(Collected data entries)
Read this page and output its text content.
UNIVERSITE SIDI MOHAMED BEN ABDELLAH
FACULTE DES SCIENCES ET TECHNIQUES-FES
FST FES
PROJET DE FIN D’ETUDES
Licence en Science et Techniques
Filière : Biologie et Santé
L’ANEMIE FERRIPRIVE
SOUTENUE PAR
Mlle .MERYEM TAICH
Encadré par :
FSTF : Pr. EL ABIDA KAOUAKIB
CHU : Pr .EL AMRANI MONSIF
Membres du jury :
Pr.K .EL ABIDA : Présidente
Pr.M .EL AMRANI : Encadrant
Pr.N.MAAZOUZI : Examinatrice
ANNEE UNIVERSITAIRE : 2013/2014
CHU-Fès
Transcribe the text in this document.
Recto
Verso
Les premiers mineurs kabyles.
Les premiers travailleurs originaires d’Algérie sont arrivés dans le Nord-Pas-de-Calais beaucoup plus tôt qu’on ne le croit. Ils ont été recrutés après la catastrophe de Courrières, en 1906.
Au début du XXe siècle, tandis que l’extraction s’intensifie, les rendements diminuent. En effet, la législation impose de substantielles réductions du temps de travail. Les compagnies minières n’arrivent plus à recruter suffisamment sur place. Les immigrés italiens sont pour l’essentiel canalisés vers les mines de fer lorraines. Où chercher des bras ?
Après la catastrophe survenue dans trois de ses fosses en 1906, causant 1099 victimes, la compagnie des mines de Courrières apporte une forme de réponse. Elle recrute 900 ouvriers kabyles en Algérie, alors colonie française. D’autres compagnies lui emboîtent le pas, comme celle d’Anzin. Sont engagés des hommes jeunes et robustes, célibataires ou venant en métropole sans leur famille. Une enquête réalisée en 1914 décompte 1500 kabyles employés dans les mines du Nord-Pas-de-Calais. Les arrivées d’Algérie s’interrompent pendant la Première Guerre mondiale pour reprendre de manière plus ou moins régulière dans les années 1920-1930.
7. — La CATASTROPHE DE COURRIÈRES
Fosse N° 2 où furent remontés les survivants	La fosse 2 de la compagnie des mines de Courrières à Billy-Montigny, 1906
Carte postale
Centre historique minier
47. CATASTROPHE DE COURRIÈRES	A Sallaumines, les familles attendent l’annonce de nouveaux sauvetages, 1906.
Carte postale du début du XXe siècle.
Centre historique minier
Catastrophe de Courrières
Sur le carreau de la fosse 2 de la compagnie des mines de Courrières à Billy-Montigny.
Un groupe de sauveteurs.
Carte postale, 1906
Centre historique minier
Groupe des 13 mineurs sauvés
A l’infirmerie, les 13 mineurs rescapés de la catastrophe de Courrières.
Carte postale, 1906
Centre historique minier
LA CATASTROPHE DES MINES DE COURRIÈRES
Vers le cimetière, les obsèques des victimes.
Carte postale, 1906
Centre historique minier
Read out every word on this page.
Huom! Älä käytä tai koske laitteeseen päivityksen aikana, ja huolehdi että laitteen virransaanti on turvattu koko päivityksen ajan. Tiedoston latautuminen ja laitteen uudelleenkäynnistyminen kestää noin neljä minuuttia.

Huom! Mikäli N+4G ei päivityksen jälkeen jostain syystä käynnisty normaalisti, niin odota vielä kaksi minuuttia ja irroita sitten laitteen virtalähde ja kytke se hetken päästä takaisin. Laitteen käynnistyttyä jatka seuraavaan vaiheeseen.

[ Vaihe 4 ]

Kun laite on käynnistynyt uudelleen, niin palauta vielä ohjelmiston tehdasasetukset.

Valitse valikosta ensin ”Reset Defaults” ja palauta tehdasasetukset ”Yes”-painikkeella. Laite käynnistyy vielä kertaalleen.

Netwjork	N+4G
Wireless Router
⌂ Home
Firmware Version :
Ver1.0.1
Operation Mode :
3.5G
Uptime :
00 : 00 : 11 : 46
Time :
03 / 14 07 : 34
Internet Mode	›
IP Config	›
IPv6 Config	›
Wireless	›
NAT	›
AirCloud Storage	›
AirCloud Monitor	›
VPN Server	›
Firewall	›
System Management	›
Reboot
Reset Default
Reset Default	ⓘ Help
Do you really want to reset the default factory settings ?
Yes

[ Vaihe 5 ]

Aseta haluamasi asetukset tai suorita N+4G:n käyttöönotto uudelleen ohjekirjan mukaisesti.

- [EXERCISE REQUIREMENTS]:
Copy each line of the data above that holds "Billy".

- [SOLUTION FOR THIS EXERCISE]:
Fosse N° 2 où furent remontés les survivants	La fosse 2 de la compagnie des mines de Courrières à Billy-Montigny, 1906
Sur le carreau de la fosse 2 de la compagnie des mines de Courrières à Billy-Montigny.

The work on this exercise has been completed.